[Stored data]
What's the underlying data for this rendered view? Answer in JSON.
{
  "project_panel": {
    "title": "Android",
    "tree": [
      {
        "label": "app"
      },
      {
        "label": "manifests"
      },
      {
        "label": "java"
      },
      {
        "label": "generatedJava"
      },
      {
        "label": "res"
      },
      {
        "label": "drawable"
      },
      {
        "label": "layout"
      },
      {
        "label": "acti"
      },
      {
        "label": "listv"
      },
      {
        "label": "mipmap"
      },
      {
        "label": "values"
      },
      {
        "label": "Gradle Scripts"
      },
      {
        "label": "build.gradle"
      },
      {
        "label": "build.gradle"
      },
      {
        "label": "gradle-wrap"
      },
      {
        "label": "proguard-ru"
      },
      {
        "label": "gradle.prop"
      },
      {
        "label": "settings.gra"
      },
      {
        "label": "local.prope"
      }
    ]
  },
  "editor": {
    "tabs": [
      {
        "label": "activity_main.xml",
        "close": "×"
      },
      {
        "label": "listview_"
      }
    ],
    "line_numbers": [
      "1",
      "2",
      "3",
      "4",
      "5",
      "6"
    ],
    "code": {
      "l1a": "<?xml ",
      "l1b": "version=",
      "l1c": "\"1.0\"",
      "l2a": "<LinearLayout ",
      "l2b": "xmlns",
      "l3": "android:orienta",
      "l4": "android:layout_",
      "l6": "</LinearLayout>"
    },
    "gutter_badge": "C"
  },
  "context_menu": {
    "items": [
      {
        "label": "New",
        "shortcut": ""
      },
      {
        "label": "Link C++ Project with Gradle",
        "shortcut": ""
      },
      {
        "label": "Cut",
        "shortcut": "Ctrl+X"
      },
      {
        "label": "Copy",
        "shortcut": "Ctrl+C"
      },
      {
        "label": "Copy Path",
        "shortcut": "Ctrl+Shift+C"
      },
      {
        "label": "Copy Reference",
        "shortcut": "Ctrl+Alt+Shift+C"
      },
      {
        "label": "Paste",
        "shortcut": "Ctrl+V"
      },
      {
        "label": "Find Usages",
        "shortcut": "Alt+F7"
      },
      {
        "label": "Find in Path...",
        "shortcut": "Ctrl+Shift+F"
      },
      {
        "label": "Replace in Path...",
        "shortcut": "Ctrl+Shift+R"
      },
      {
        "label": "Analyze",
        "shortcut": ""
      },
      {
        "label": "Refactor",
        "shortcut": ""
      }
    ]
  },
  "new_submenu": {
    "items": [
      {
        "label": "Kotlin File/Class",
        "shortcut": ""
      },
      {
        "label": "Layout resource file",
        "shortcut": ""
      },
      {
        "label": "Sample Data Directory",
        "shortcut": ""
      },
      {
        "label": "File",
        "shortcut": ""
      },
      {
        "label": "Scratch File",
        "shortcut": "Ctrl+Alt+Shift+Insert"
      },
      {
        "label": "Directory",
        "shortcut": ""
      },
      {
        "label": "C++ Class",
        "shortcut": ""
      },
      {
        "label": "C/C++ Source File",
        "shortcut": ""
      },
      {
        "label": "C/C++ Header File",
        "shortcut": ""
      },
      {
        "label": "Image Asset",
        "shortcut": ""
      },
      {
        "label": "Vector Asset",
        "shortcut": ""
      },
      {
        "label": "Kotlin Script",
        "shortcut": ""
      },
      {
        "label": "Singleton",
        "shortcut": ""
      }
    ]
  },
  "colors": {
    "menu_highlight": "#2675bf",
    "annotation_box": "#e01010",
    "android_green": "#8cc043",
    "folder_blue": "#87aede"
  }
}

• **WHAT THE TASK REQUIRES**: Take the data above and return it exactly.

• **ANSWER FOR THE TASK**:
What's the underlying data for this rendered view? Answer in JSON.
{
  "project_panel": {
    "title": "Android",
    "tree": [
      {
        "label": "app"
      },
      {
        "label": "manifests"
      },
      {
        "label": "java"
      },
      {
        "label": "generatedJava"
      },
      {
        "label": "res"
      },
      {
        "label": "drawable"
      },
      {
        "label": "layout"
      },
      {
        "label": "acti"
      },
      {
        "label": "listv"
      },
      {
        "label": "mipmap"
      },
      {
        "label": "values"
      },
      {
        "label": "Gradle Scripts"
      },
      {
        "label": "build.gradle"
      },
      {
        "label": "build.gradle"
      },
      {
        "label": "gradle-wrap"
      },
      {
        "label": "proguard-ru"
      },
      {
        "label": "gradle.prop"
      },
      {
        "label": "settings.gra"
      },
      {
        "label": "local.prope"
      }
    ]
  },
  "editor": {
    "tabs": [
      {
        "label": "activity_main.xml",
        "close": "×"
      },
      {
        "label": "listview_"
      }
    ],
    "line_numbers": [
      "1",
      "2",
      "3",
      "4",
      "5",
      "6"
    ],
    "code": {
      "l1a": "<?xml ",
      "l1b": "version=",
      "l1c": "\"1.0\"",
      "l2a": "<LinearLayout ",
      "l2b": "xmlns",
      "l3": "android:orienta",
      "l4": "android:layout_",
      "l6": "</LinearLayout>"
    },
    "gutter_badge": "C"
  },
  "context_menu": {
    "items": [
      {
        "label": "New",
        "shortcut": ""
      },
      {
        "label": "Link C++ Project with Gradle",
        "shortcut": ""
      },
      {
        "label": "Cut",
        "shortcut": "Ctrl+X"
      },
      {
        "label": "Copy",
        "shortcut": "Ctrl+C"
      },
      {
        "label": "Copy Path",
        "shortcut": "Ctrl+Shift+C"
      },
      {
        "label": "Copy Reference",
        "shortcut": "Ctrl+Alt+Shift+C"
      },
      {
        "label": "Paste",
        "shortcut": "Ctrl+V"
      },
      {
        "label": "Find Usages",
        "shortcut": "Alt+F7"
      },
      {
        "label": "Find in Path...",
        "shortcut": "Ctrl+Shift+F"
      },
      {
        "label": "Replace in Path...",
        "shortcut": "Ctrl+Shift+R"
      },
      {
        "label": "Analyze",
        "shortcut": ""
      },
      {
        "label": "Refactor",
        "shortcut": ""
      }
    ]
  },
  "new_submenu": {
    "items": [
      {
        "label": "Kotlin File/Class",
        "shortcut": ""
      },
      {
        "label": "Layout resource file",
        "shortcut": ""
      },
      {
        "label": "Sample Data Directory",
        "shortcut": ""
      },
      {
        "label": "File",
        "shortcut": ""
      },
      {
        "label": "Scratch File",
        "shortcut": "Ctrl+Alt+Shift+Insert"
      },
      {
        "label": "Directory",
        "shortcut": ""
      },
      {
        "label": "C++ Class",
        "shortcut": ""
      },
      {
        "label": "C/C++ Source File",
        "shortcut": ""
      },
      {
        "label": "C/C++ Header File",
        "shortcut": ""
      },
      {
        "label": "Image Asset",
        "shortcut": ""
      },
      {
        "label": "Vector Asset",
        "shortcut": ""
      },
      {
        "label": "Kotlin Script",
        "shortcut": ""
      },
      {
        "label": "Singleton",
        "shortcut": ""
      }
    ]
  },
  "colors": {
    "menu_highlight": "#2675bf",
    "annotation_box": "#e01010",
    "android_green": "#8cc043",
    "folder_blue": "#87aede"
  }
}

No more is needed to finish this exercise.